■ Stated task ■
Locate the line that contains "Output a JSON". Copy it and every following line through the end of the records, exactly, and include nothing else.

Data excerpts
- - -

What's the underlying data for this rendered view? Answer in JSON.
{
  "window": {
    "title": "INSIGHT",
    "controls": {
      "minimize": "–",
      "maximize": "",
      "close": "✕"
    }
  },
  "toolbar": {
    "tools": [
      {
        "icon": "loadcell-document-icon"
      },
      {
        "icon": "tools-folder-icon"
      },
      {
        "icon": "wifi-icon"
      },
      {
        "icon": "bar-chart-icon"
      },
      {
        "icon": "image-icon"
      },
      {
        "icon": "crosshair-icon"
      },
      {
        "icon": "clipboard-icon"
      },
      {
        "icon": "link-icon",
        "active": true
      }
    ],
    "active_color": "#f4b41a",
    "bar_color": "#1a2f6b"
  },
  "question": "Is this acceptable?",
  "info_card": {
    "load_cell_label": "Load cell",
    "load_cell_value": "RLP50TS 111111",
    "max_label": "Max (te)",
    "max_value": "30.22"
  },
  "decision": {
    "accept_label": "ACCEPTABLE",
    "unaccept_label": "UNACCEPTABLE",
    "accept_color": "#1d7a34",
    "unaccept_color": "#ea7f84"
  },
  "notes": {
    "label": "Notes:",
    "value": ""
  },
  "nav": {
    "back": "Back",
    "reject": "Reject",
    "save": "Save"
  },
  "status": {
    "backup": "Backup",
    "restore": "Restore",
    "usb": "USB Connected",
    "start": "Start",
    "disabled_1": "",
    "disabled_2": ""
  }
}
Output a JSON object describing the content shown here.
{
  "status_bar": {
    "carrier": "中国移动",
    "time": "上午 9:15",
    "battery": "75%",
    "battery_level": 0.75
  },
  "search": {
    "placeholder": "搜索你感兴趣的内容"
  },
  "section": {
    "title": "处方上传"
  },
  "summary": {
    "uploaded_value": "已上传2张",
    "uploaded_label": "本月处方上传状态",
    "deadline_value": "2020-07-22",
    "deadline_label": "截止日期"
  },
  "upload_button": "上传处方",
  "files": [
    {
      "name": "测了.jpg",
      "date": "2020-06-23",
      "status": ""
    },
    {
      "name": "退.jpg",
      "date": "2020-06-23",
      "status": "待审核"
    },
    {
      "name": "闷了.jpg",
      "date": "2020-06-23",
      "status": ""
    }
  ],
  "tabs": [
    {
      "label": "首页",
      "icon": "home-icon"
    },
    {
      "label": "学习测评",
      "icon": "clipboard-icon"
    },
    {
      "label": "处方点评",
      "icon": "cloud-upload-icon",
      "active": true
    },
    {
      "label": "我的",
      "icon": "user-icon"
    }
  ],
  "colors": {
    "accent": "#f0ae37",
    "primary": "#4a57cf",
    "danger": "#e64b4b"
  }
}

- - -

■ Worked answer ■
Output a JSON object describing the content shown here.
{
  "status_bar": {
    "carrier": "中国移动",
    "time": "上午 9:15",
    "battery": "75%",
    "battery_level": 0.75
  },
  "search": {
    "placeholder": "搜索你感兴趣的内容"
  },
  "section": {
    "title": "处方上传"
  },
  "summary": {
    "uploaded_value": "已上传2张",
    "uploaded_label": "本月处方上传状态",
    "deadline_value": "2020-07-22",
    "deadline_label": "截止日期"
  },
  "upload_button": "上传处方",
  "files": [
    {
      "name": "测了.jpg",
      "date": "2020-06-23",
      "status": ""
    },
    {
      "name": "退.jpg",
      "date": "2020-06-23",
      "status": "待审核"
    },
    {
      "name": "闷了.jpg",
      "date": "2020-06-23",
      "status": ""
    }
  ],
  "tabs": [
    {
      "label": "首页",
      "icon": "home-icon"
    },
    {
      "label": "学习测评",
      "icon": "clipboard-icon"
    },
    {
      "label": "处方点评",
      "icon": "cloud-upload-icon",
      "active": true
    },
    {
      "label": "我的",
      "icon": "user-icon"
    }
  ],
  "colors": {
    "accent": "#f0ae37",
    "primary": "#4a57cf",
    "danger": "#e64b4b"
  }
}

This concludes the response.